▶ _OBJECTIVE_
Copy every line that mentions the word "cháy".

▶ _WORKING DATA_
************

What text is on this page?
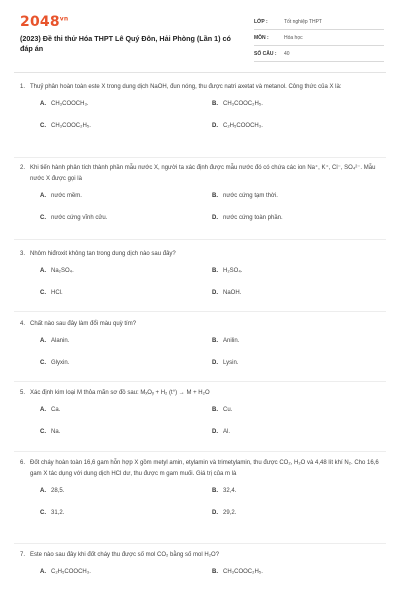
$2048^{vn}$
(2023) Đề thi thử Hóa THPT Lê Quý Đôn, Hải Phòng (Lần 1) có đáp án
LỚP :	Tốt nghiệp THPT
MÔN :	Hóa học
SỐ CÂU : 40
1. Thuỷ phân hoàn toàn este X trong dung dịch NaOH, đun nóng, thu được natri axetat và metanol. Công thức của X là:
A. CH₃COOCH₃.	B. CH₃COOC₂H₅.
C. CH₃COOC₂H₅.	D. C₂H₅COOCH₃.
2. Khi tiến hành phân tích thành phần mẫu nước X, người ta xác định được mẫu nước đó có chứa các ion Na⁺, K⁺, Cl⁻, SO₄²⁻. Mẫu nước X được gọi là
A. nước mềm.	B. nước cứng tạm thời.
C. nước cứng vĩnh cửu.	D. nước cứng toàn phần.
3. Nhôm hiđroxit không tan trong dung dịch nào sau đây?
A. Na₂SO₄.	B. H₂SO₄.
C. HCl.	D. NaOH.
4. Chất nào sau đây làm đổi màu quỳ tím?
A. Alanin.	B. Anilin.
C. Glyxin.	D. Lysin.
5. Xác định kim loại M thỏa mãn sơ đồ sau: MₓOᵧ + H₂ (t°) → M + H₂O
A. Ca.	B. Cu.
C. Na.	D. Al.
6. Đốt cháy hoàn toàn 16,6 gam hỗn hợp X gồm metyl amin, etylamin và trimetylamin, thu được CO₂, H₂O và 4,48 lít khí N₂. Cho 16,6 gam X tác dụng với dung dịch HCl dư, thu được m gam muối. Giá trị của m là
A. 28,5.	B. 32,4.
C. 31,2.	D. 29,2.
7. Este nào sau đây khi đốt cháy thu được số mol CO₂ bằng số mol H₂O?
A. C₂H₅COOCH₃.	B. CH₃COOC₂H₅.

************

▶ _RESPONSE TO THIS EXERCISE_
6. Đốt cháy hoàn toàn 16,6 gam hỗn hợp X gồm metyl amin, etylamin và trimetylamin, thu được CO₂, H₂O và 4,48 lít khí N₂. Cho 16,6 gam X tác dụng với dung dịch HCl dư, thu được m gam muối. Giá trị của m là
7. Este nào sau đây khi đốt cháy thu được số mol CO₂ bằng số mol H₂O?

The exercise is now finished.